▶ [Problem statement]
Render every line of the records below as a JSON list of strings, one string per line, leaving out blank lines.

▶ [Source records]

▬▬▬▬▬▬

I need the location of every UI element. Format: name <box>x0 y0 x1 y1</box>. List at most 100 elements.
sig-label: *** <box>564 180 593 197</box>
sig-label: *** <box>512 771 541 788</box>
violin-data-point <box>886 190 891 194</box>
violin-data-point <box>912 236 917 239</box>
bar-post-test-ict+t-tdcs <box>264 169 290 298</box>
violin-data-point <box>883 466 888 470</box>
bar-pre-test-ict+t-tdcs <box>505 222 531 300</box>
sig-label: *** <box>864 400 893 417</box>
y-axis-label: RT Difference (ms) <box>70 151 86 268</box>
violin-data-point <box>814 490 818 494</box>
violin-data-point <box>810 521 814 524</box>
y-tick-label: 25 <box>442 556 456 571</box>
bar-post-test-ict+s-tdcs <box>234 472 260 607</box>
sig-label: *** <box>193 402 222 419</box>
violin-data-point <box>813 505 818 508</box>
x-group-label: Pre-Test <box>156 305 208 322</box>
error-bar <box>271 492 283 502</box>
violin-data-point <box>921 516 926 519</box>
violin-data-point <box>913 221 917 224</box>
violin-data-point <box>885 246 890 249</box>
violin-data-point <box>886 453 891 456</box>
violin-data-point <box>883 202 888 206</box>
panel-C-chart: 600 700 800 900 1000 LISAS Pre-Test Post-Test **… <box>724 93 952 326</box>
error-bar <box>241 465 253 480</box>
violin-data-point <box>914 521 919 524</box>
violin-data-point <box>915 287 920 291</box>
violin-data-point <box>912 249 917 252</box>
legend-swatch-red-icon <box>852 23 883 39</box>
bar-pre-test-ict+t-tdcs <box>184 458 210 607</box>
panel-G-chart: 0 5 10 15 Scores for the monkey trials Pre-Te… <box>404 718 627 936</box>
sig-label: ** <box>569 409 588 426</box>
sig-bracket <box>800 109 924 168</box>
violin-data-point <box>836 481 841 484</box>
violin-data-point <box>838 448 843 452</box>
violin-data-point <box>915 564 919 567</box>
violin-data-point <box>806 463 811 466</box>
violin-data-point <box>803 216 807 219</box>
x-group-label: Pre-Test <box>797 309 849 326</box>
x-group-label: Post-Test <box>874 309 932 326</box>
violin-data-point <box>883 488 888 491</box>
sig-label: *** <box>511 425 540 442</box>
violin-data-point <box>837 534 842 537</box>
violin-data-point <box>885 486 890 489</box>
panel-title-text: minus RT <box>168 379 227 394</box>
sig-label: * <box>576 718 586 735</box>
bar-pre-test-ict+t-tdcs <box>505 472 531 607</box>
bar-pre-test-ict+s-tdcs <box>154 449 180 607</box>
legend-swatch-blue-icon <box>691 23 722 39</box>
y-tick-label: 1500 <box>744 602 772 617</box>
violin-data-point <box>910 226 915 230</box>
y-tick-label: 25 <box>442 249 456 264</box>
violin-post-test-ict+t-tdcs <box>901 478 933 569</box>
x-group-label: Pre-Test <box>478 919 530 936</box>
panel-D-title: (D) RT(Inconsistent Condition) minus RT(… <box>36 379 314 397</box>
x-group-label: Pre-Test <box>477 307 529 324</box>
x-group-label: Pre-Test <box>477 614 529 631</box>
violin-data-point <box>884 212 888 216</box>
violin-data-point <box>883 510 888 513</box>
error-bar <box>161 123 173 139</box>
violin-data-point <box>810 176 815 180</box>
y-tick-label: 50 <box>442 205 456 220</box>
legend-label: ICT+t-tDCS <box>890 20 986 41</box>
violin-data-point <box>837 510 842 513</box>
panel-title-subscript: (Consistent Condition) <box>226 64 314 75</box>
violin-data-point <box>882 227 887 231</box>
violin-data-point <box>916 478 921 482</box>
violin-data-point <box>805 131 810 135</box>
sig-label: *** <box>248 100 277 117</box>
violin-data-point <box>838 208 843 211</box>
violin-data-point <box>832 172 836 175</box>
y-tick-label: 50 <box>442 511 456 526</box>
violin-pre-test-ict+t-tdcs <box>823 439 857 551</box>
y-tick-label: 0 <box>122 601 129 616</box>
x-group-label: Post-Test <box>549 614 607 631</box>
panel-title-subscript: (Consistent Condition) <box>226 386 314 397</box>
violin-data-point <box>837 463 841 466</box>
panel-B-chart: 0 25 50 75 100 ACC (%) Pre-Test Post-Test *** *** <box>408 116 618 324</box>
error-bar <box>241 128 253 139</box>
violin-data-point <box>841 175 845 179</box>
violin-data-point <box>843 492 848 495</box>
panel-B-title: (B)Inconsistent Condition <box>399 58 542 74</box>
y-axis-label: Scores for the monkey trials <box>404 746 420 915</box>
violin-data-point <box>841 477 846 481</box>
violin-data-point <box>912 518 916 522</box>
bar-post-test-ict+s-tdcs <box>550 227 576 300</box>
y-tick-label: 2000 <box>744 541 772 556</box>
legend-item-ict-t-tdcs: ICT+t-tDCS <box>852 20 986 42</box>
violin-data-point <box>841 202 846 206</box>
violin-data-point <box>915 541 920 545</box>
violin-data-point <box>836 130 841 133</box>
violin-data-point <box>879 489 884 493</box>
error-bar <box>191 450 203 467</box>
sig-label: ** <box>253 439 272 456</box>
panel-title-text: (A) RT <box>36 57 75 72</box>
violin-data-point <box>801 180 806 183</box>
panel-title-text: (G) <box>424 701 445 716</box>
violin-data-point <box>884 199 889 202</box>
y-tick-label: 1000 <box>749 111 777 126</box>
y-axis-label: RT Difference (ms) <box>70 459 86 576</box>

▬▬▬▬▬▬

▶ [Result of this task]
[
  "I need the location of every UI element. Format: name <box>x0 y0 x1 y1</box>. List at most 100 elements.",
  "sig-label: *** <box>564 180 593 197</box>",
  "sig-label: *** <box>512 771 541 788</box>",
  "violin-data-point <box>886 190 891 194</box>",
  "violin-data-point <box>912 236 917 239</box>",
  "bar-post-test-ict+t-tdcs <box>264 169 290 298</box>",
  "violin-data-point <box>883 466 888 470</box>",
  "bar-pre-test-ict+t-tdcs <box>505 222 531 300</box>",
  "sig-label: *** <box>864 400 893 417</box>",
  "y-axis-label: RT Difference (ms) <box>70 151 86 268</box>",
  "violin-data-point <box>814 490 818 494</box>",
  "violin-data-point <box>810 521 814 524</box>",
  "y-tick-label: 25 <box>442 556 456 571</box>",
  "bar-post-test-ict+s-tdcs <box>234 472 260 607</box>",
  "sig-label: *** <box>193 402 222 419</box>",
  "violin-data-point <box>813 505 818 508</box>",
  "x-group-label: Pre-Test <box>156 305 208 322</box>",
  "error-bar <box>271 492 283 502</box>",
  "violin-data-point <box>921 516 926 519</box>",
  "violin-data-point <box>913 221 917 224</box>",
  "violin-data-point <box>885 246 890 249</box>",
  "violin-data-point <box>886 453 891 456</box>",
  "violin-data-point <box>883 202 888 206</box>",
  "panel-C-chart: 600 700 800 900 1000 LISAS Pre-Test Post-Test **… <box>724 93 952 326</box>",
  "error-bar <box>241 465 253 480</box>",
  "violin-data-point <box>914 521 919 524</box>",
  "violin-data-point <box>915 287 920 291</box>",
  "violin-data-point <box>912 249 917 252</box>",
  "legend-swatch-red-icon <box>852 23 883 39</box>",
  "bar-pre-test-ict+t-tdcs <box>184 458 210 607</box>",
  "panel-G-chart: 0 5 10 15 Scores for the monkey trials Pre-Te… <box>404 718 627 936</box>",
  "sig-label: ** <box>569 409 588 426</box>",
  "sig-bracket <box>800 109 924 168</box>",
  "violin-data-point <box>836 481 841 484</box>",
  "violin-data-point <box>838 448 843 452</box>",
  "violin-data-point <box>915 564 919 567</box>",
  "violin-data-point <box>806 463 811 466</box>",
  "violin-data-point <box>803 216 807 219</box>",
  "x-group-label: Pre-Test <box>797 309 849 326</box>",
  "x-group-label: Post-Test <box>874 309 932 326</box>",
  "violin-data-point <box>883 488 888 491</box>",
  "sig-label: *** <box>511 425 540 442</box>",
  "violin-data-point <box>837 534 842 537</box>",
  "violin-data-point <box>885 486 890 489</box>",
  "panel-title-text: minus RT <box>168 379 227 394</box>",
  "sig-label: * <box>576 718 586 735</box>",
  "bar-pre-test-ict+t-tdcs <box>505 472 531 607</box>",
  "bar-pre-test-ict+s-tdcs <box>154 449 180 607</box>",
  "legend-swatch-blue-icon <box>691 23 722 39</box>",
  "y-tick-label: 1500 <box>744 602 772 617</box>",
  "violin-data-point <box>910 226 915 230</box>",
  "y-tick-label: 25 <box>442 249 456 264</box>",
  "violin-post-test-ict+t-tdcs <box>901 478 933 569</box>",
  "x-group-label: Pre-Test <box>478 919 530 936</box>",
  "panel-D-title: (D) RT(Inconsistent Condition) minus RT(… <box>36 379 314 397</box>",
  "x-group-label: Pre-Test <box>477 307 529 324</box>",
  "x-group-label: Pre-Test <box>477 614 529 631</box>",
  "violin-data-point <box>884 212 888 216</box>",
  "violin-data-point <box>883 510 888 513</box>",
  "error-bar <box>161 123 173 139</box>",
  "violin-data-point <box>810 176 815 180</box>",
  "y-tick-label: 50 <box>442 205 456 220</box>",
  "legend-label: ICT+t-tDCS <box>890 20 986 41</box>",
  "violin-data-point <box>837 510 842 513</box>",
  "panel-title-subscript: (Consistent Condition) <box>226 64 314 75</box>",
  "violin-data-point <box>882 227 887 231</box>",
  "violin-data-point <box>916 478 921 482</box>",
  "violin-data-point <box>805 131 810 135</box>",
  "sig-label: *** <box>248 100 277 117</box>",
  "violin-data-point <box>838 208 843 211</box>",
  "violin-data-point <box>832 172 836 175</box>",
  "y-tick-label: 50 <box>442 511 456 526</box>",
  "violin-pre-test-ict+t-tdcs <box>823 439 857 551</box>",
  "y-tick-label: 0 <box>122 601 129 616</box>",
  "x-group-label: Post-Test <box>549 614 607 631</box>",
  "panel-title-subscript: (Consistent Condition) <box>226 386 314 397</box>",
  "violin-data-point <box>837 463 841 466</box>",
  "panel-B-chart: 0 25 50 75 100 ACC (%) Pre-Test Post-Test *** *** <box>408 116 618 324</box>",
  "error-bar <box>241 128 253 139</box>",
  "violin-data-point <box>841 175 845 179</box>",
  "violin-data-point <box>843 492 848 495</box>",
  "panel-B-title: (B)Inconsistent Condition <box>399 58 542 74</box>",
  "y-axis-label: Scores for the monkey trials <box>404 746 420 915</box>",
  "violin-data-point <box>841 477 846 481</box>",
  "violin-data-point <box>912 518 916 522</box>",
  "bar-post-test-ict+s-tdcs <box>550 227 576 300</box>",
  "y-tick-label: 2000 <box>744 541 772 556</box>",
  "legend-item-ict-t-tdcs: ICT+t-tDCS <box>852 20 986 42</box>",
  "violin-data-point <box>841 202 846 206</box>",
  "violin-data-point <box>915 541 920 545</box>",
  "violin-data-point <box>836 130 841 133</box>",
  "violin-data-point <box>879 489 884 493</box>",
  "error-bar <box>191 450 203 467</box>",
  "sig-label: ** <box>253 439 272 456</box>",
  "panel-title-text: (A) RT <box>36 57 75 72</box>",
  "violin-data-point <box>801 180 806 183</box>",
  "panel-title-text: (G) <box>424 701 445 716</box>",
  "violin-data-point <box>884 199 889 202</box>",
  "y-tick-label: 1000 <box>749 111 777 126</box>",
  "y-axis-label: RT Difference (ms) <box>70 459 86 576</box>"
]